[Data entries for graphics]
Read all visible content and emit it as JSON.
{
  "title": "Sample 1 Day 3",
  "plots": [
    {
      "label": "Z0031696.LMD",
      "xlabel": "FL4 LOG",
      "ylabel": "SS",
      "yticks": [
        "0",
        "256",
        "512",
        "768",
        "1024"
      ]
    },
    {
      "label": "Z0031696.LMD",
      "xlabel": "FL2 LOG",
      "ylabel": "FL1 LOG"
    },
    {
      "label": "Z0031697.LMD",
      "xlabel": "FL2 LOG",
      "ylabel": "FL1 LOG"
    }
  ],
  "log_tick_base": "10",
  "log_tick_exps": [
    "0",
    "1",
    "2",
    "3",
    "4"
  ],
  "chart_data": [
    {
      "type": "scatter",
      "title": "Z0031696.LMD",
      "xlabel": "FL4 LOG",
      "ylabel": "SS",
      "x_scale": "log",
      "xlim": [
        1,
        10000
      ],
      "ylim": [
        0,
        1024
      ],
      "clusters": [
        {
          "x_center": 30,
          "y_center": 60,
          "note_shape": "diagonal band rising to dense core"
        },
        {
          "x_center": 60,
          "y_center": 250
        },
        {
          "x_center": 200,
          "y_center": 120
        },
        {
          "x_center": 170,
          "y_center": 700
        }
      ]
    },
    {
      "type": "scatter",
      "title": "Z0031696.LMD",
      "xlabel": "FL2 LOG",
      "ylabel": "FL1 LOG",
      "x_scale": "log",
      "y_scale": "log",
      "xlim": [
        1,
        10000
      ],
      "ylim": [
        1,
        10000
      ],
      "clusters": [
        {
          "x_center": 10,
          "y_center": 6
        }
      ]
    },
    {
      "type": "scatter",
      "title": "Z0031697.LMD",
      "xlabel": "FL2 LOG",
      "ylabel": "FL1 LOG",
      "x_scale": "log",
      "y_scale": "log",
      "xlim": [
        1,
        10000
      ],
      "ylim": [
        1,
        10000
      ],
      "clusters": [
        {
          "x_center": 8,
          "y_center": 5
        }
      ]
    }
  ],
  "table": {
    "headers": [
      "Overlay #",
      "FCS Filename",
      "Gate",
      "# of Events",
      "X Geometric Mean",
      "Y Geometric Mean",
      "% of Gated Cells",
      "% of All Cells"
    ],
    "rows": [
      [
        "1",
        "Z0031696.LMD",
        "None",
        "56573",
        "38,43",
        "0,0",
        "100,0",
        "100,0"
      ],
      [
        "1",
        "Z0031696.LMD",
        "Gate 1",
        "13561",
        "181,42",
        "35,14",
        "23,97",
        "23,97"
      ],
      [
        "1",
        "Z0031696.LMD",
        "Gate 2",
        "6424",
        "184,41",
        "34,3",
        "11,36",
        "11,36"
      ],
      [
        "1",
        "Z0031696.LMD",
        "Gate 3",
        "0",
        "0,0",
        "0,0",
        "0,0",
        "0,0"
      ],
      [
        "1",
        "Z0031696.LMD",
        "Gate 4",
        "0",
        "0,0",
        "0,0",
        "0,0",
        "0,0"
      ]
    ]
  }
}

REQUIREMENT: All entries above must be reproduced without a single change.

EXERCISE ANSWER:
Read all visible content and emit it as JSON.
{
  "title": "Sample 1 Day 3",
  "plots": [
    {
      "label": "Z0031696.LMD",
      "xlabel": "FL4 LOG",
      "ylabel": "SS",
      "yticks": [
        "0",
        "256",
        "512",
        "768",
        "1024"
      ]
    },
    {
      "label": "Z0031696.LMD",
      "xlabel": "FL2 LOG",
      "ylabel": "FL1 LOG"
    },
    {
      "label": "Z0031697.LMD",
      "xlabel": "FL2 LOG",
      "ylabel": "FL1 LOG"
    }
  ],
  "log_tick_base": "10",
  "log_tick_exps": [
    "0",
    "1",
    "2",
    "3",
    "4"
  ],
  "chart_data": [
    {
      "type": "scatter",
      "title": "Z0031696.LMD",
      "xlabel": "FL4 LOG",
      "ylabel": "SS",
      "x_scale": "log",
      "xlim": [
        1,
        10000
      ],
      "ylim": [
        0,
        1024
      ],
      "clusters": [
        {
          "x_center": 30,
          "y_center": 60,
          "note_shape": "diagonal band rising to dense core"
        },
        {
          "x_center": 60,
          "y_center": 250
        },
        {
          "x_center": 200,
          "y_center": 120
        },
        {
          "x_center": 170,
          "y_center": 700
        }
      ]
    },
    {
      "type": "scatter",
      "title": "Z0031696.LMD",
      "xlabel": "FL2 LOG",
      "ylabel": "FL1 LOG",
      "x_scale": "log",
      "y_scale": "log",
      "xlim": [
        1,
        10000
      ],
      "ylim": [
        1,
        10000
      ],
      "clusters": [
        {
          "x_center": 10,
          "y_center": 6
        }
      ]
    },
    {
      "type": "scatter",
      "title": "Z0031697.LMD",
      "xlabel": "FL2 LOG",
      "ylabel": "FL1 LOG",
      "x_scale": "log",
      "y_scale": "log",
      "xlim": [
        1,
        10000
      ],
      "ylim": [
        1,
        10000
      ],
      "clusters": [
        {
          "x_center": 8,
          "y_center": 5
        }
      ]
    }
  ],
  "table": {
    "headers": [
      "Overlay #",
      "FCS Filename",
      "Gate",
      "# of Events",
      "X Geometric Mean",
      "Y Geometric Mean",
      "% of Gated Cells",
      "% of All Cells"
    ],
    "rows": [
      [
        "1",
        "Z0031696.LMD",
        "None",
        "56573",
        "38,43",
        "0,0",
        "100,0",
        "100,0"
      ],
      [
        "1",
        "Z0031696.LMD",
        "Gate 1",
        "13561",
        "181,42",
        "35,14",
        "23,97",
        "23,97"
      ],
      [
        "1",
        "Z0031696.LMD",
        "Gate 2",
        "6424",
        "184,41",
        "34,3",
        "11,36",
        "11,36"
      ],
      [
        "1",
        "Z0031696.LMD",
        "Gate 3",
        "0",
        "0,0",
        "0,0",
        "0,0",
        "0,0"
      ],
      [
        "1",
        "Z0031696.LMD",
        "Gate 4",
        "0",
        "0,0",
        "0,0",
        "0,0",
        "0,0"
      ]
    ]
  }
}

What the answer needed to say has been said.